+++ Records provided +++

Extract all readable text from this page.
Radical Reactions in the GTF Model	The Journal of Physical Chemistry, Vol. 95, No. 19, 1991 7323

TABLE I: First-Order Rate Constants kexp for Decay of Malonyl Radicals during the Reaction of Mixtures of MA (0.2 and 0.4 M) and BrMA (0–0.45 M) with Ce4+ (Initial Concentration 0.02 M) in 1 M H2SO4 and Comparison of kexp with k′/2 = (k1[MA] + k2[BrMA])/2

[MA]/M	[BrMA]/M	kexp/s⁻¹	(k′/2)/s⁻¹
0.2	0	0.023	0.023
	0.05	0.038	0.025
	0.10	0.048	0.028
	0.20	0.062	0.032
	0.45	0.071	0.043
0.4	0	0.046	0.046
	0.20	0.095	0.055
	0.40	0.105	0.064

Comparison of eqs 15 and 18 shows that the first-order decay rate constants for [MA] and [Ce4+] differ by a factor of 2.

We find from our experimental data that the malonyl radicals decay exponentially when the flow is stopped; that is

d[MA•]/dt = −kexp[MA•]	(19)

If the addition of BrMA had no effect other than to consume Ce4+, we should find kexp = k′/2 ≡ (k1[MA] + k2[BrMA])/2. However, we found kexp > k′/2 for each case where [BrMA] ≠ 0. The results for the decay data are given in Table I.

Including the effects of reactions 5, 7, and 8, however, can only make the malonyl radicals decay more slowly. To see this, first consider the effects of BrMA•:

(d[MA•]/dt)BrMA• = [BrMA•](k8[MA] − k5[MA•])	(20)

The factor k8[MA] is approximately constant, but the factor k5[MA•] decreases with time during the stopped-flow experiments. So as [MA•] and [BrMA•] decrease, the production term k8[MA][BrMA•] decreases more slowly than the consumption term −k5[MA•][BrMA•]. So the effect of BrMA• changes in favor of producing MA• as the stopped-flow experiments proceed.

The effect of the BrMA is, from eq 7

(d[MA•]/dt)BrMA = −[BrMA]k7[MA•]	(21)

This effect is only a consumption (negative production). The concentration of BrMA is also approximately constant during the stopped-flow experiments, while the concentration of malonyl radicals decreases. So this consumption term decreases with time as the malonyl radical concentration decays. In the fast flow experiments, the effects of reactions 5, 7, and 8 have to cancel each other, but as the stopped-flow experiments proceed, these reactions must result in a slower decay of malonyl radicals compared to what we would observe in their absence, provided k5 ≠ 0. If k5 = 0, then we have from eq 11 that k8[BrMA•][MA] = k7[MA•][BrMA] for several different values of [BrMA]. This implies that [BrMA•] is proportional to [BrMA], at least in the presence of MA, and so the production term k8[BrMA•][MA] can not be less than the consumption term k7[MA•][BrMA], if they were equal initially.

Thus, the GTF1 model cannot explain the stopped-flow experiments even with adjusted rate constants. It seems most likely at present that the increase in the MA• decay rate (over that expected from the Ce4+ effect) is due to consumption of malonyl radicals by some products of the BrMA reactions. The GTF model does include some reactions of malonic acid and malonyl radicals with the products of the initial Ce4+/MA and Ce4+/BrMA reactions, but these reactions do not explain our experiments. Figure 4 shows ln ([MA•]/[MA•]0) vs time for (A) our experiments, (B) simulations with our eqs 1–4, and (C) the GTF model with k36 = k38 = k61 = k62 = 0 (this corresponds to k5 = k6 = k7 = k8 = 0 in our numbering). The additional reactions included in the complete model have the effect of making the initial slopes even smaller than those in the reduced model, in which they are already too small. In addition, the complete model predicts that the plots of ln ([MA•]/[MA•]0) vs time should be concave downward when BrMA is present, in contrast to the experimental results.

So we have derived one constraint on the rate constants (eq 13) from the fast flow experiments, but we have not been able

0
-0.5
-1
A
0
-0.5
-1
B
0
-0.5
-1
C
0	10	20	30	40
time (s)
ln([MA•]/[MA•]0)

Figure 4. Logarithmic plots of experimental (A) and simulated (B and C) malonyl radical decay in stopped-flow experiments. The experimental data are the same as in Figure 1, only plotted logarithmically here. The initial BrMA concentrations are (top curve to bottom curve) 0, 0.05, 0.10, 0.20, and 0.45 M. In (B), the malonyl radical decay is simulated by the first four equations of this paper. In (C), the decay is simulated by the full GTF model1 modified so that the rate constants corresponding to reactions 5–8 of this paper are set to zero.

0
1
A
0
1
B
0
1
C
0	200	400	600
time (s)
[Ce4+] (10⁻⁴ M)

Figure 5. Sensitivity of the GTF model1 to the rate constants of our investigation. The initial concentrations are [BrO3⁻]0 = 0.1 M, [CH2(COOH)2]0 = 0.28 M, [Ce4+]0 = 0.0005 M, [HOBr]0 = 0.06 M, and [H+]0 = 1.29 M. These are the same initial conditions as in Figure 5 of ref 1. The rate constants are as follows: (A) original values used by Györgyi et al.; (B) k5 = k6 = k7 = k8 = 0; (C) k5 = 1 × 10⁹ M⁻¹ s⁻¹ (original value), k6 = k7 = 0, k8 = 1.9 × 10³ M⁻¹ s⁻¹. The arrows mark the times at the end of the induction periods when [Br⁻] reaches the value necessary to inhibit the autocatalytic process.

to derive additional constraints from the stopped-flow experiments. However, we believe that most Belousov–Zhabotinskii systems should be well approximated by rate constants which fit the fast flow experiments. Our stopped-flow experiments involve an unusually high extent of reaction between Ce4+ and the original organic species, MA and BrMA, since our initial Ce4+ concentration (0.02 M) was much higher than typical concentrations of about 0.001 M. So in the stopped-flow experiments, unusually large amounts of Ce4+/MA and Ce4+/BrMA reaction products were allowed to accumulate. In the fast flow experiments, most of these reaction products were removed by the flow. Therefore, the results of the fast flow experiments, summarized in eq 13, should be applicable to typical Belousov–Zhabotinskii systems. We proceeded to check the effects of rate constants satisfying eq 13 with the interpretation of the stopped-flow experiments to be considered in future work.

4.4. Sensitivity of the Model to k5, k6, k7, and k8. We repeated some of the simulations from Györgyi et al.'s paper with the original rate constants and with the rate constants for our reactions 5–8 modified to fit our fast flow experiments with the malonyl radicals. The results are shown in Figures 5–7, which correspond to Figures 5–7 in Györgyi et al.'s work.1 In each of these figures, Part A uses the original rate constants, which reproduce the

+++

Short problem.
Exactly reproduce every line found in the records.

Correct answer.
Extract all readable text from this page.
Radical Reactions in the GTF Model	The Journal of Physical Chemistry, Vol. 95, No. 19, 1991 7323

TABLE I: First-Order Rate Constants kexp for Decay of Malonyl Radicals during the Reaction of Mixtures of MA (0.2 and 0.4 M) and BrMA (0–0.45 M) with Ce4+ (Initial Concentration 0.02 M) in 1 M H2SO4 and Comparison of kexp with k′/2 = (k1[MA] + k2[BrMA])/2

[MA]/M	[BrMA]/M	kexp/s⁻¹	(k′/2)/s⁻¹
0.2	0	0.023	0.023
	0.05	0.038	0.025
	0.10	0.048	0.028
	0.20	0.062	0.032
	0.45	0.071	0.043
0.4	0	0.046	0.046
	0.20	0.095	0.055
	0.40	0.105	0.064

Comparison of eqs 15 and 18 shows that the first-order decay rate constants for [MA] and [Ce4+] differ by a factor of 2.

We find from our experimental data that the malonyl radicals decay exponentially when the flow is stopped; that is

d[MA•]/dt = −kexp[MA•]	(19)

If the addition of BrMA had no effect other than to consume Ce4+, we should find kexp = k′/2 ≡ (k1[MA] + k2[BrMA])/2. However, we found kexp > k′/2 for each case where [BrMA] ≠ 0. The results for the decay data are given in Table I.

Including the effects of reactions 5, 7, and 8, however, can only make the malonyl radicals decay more slowly. To see this, first consider the effects of BrMA•:

(d[MA•]/dt)BrMA• = [BrMA•](k8[MA] − k5[MA•])	(20)

The factor k8[MA] is approximately constant, but the factor k5[MA•] decreases with time during the stopped-flow experiments. So as [MA•] and [BrMA•] decrease, the production term k8[MA][BrMA•] decreases more slowly than the consumption term −k5[MA•][BrMA•]. So the effect of BrMA• changes in favor of producing MA• as the stopped-flow experiments proceed.

The effect of the BrMA is, from eq 7

(d[MA•]/dt)BrMA = −[BrMA]k7[MA•]	(21)

This effect is only a consumption (negative production). The concentration of BrMA is also approximately constant during the stopped-flow experiments, while the concentration of malonyl radicals decreases. So this consumption term decreases with time as the malonyl radical concentration decays. In the fast flow experiments, the effects of reactions 5, 7, and 8 have to cancel each other, but as the stopped-flow experiments proceed, these reactions must result in a slower decay of malonyl radicals compared to what we would observe in their absence, provided k5 ≠ 0. If k5 = 0, then we have from eq 11 that k8[BrMA•][MA] = k7[MA•][BrMA] for several different values of [BrMA]. This implies that [BrMA•] is proportional to [BrMA], at least in the presence of MA, and so the production term k8[BrMA•][MA] can not be less than the consumption term k7[MA•][BrMA], if they were equal initially.

Thus, the GTF1 model cannot explain the stopped-flow experiments even with adjusted rate constants. It seems most likely at present that the increase in the MA• decay rate (over that expected from the Ce4+ effect) is due to consumption of malonyl radicals by some products of the BrMA reactions. The GTF model does include some reactions of malonic acid and malonyl radicals with the products of the initial Ce4+/MA and Ce4+/BrMA reactions, but these reactions do not explain our experiments. Figure 4 shows ln ([MA•]/[MA•]0) vs time for (A) our experiments, (B) simulations with our eqs 1–4, and (C) the GTF model with k36 = k38 = k61 = k62 = 0 (this corresponds to k5 = k6 = k7 = k8 = 0 in our numbering). The additional reactions included in the complete model have the effect of making the initial slopes even smaller than those in the reduced model, in which they are already too small. In addition, the complete model predicts that the plots of ln ([MA•]/[MA•]0) vs time should be concave downward when BrMA is present, in contrast to the experimental results.

So we have derived one constraint on the rate constants (eq 13) from the fast flow experiments, but we have not been able

0
-0.5
-1
A
0
-0.5
-1
B
0
-0.5
-1
C
0	10	20	30	40
time (s)
ln([MA•]/[MA•]0)

Figure 4. Logarithmic plots of experimental (A) and simulated (B and C) malonyl radical decay in stopped-flow experiments. The experimental data are the same as in Figure 1, only plotted logarithmically here. The initial BrMA concentrations are (top curve to bottom curve) 0, 0.05, 0.10, 0.20, and 0.45 M. In (B), the malonyl radical decay is simulated by the first four equations of this paper. In (C), the decay is simulated by the full GTF model1 modified so that the rate constants corresponding to reactions 5–8 of this paper are set to zero.

0
1
A
0
1
B
0
1
C
0	200	400	600
time (s)
[Ce4+] (10⁻⁴ M)

Figure 5. Sensitivity of the GTF model1 to the rate constants of our investigation. The initial concentrations are [BrO3⁻]0 = 0.1 M, [CH2(COOH)2]0 = 0.28 M, [Ce4+]0 = 0.0005 M, [HOBr]0 = 0.06 M, and [H+]0 = 1.29 M. These are the same initial conditions as in Figure 5 of ref 1. The rate constants are as follows: (A) original values used by Györgyi et al.; (B) k5 = k6 = k7 = k8 = 0; (C) k5 = 1 × 10⁹ M⁻¹ s⁻¹ (original value), k6 = k7 = 0, k8 = 1.9 × 10³ M⁻¹ s⁻¹. The arrows mark the times at the end of the induction periods when [Br⁻] reaches the value necessary to inhibit the autocatalytic process.

to derive additional constraints from the stopped-flow experiments. However, we believe that most Belousov–Zhabotinskii systems should be well approximated by rate constants which fit the fast flow experiments. Our stopped-flow experiments involve an unusually high extent of reaction between Ce4+ and the original organic species, MA and BrMA, since our initial Ce4+ concentration (0.02 M) was much higher than typical concentrations of about 0.001 M. So in the stopped-flow experiments, unusually large amounts of Ce4+/MA and Ce4+/BrMA reaction products were allowed to accumulate. In the fast flow experiments, most of these reaction products were removed by the flow. Therefore, the results of the fast flow experiments, summarized in eq 13, should be applicable to typical Belousov–Zhabotinskii systems. We proceeded to check the effects of rate constants satisfying eq 13 with the interpretation of the stopped-flow experiments to be considered in future work.

4.4. Sensitivity of the Model to k5, k6, k7, and k8. We repeated some of the simulations from Györgyi et al.'s paper with the original rate constants and with the rate constants for our reactions 5–8 modified to fit our fast flow experiments with the malonyl radicals. The results are shown in Figures 5–7, which correspond to Figures 5–7 in Györgyi et al.'s work.1 In each of these figures, Part A uses the original rate constants, which reproduce the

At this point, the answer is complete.